___ Input data

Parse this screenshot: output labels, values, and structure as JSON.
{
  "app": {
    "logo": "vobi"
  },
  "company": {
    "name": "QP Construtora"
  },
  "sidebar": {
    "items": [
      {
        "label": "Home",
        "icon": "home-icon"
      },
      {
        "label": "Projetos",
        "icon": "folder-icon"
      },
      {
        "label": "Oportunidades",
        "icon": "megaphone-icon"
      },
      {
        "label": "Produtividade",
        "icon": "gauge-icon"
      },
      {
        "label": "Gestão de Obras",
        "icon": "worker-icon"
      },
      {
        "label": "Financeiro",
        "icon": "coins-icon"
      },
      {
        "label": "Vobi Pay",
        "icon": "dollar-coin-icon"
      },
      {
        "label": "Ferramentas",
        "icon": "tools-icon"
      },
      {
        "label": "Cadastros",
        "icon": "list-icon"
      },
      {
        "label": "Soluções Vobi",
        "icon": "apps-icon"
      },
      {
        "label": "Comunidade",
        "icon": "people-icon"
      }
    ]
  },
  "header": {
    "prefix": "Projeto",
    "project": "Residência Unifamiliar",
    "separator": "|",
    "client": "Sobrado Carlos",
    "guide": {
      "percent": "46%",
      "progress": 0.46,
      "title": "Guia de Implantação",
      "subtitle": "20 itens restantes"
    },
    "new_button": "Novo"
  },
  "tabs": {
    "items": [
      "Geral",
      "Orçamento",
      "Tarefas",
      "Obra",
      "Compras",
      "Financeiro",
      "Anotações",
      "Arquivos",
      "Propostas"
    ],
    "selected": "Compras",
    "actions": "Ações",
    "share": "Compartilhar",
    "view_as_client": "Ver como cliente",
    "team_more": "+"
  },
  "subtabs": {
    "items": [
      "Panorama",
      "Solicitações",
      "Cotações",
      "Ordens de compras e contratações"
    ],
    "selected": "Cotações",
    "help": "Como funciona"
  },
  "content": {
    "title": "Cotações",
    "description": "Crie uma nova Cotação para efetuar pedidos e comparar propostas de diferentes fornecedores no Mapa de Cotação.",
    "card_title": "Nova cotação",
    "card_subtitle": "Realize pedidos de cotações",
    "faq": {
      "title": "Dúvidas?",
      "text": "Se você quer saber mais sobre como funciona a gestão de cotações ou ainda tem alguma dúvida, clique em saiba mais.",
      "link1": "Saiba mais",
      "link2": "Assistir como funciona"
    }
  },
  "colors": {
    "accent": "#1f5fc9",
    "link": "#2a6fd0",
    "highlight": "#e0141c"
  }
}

______

__Written task__:
The lines above should be duplicated exactly.

__Completed exercise__:
Parse this screenshot: output labels, values, and structure as JSON.
{
  "app": {
    "logo": "vobi"
  },
  "company": {
    "name": "QP Construtora"
  },
  "sidebar": {
    "items": [
      {
        "label": "Home",
        "icon": "home-icon"
      },
      {
        "label": "Projetos",
        "icon": "folder-icon"
      },
      {
        "label": "Oportunidades",
        "icon": "megaphone-icon"
      },
      {
        "label": "Produtividade",
        "icon": "gauge-icon"
      },
      {
        "label": "Gestão de Obras",
        "icon": "worker-icon"
      },
      {
        "label": "Financeiro",
        "icon": "coins-icon"
      },
      {
        "label": "Vobi Pay",
        "icon": "dollar-coin-icon"
      },
      {
        "label": "Ferramentas",
        "icon": "tools-icon"
      },
      {
        "label": "Cadastros",
        "icon": "list-icon"
      },
      {
        "label": "Soluções Vobi",
        "icon": "apps-icon"
      },
      {
        "label": "Comunidade",
        "icon": "people-icon"
      }
    ]
  },
  "header": {
    "prefix": "Projeto",
    "project": "Residência Unifamiliar",
    "separator": "|",
    "client": "Sobrado Carlos",
    "guide": {
      "percent": "46%",
      "progress": 0.46,
      "title": "Guia de Implantação",
      "subtitle": "20 itens restantes"
    },
    "new_button": "Novo"
  },
  "tabs": {
    "items": [
      "Geral",
      "Orçamento",
      "Tarefas",
      "Obra",
      "Compras",
      "Financeiro",
      "Anotações",
      "Arquivos",
      "Propostas"
    ],
    "selected": "Compras",
    "actions": "Ações",
    "share": "Compartilhar",
    "view_as_client": "Ver como cliente",
    "team_more": "+"
  },
  "subtabs": {
    "items": [
      "Panorama",
      "Solicitações",
      "Cotações",
      "Ordens de compras e contratações"
    ],
    "selected": "Cotações",
    "help": "Como funciona"
  },
  "content": {
    "title": "Cotações",
    "description": "Crie uma nova Cotação para efetuar pedidos e comparar propostas de diferentes fornecedores no Mapa de Cotação.",
    "card_title": "Nova cotação",
    "card_subtitle": "Realize pedidos de cotações",
    "faq": {
      "title": "Dúvidas?",
      "text": "Se você quer saber mais sobre como funciona a gestão de cotações ou ainda tem alguma dúvida, clique em saiba mais.",
      "link1": "Saiba mais",
      "link2": "Assistir como funciona"
    }
  },
  "colors": {
    "accent": "#1f5fc9",
    "link": "#2a6fd0",
    "highlight": "#e0141c"
  }
}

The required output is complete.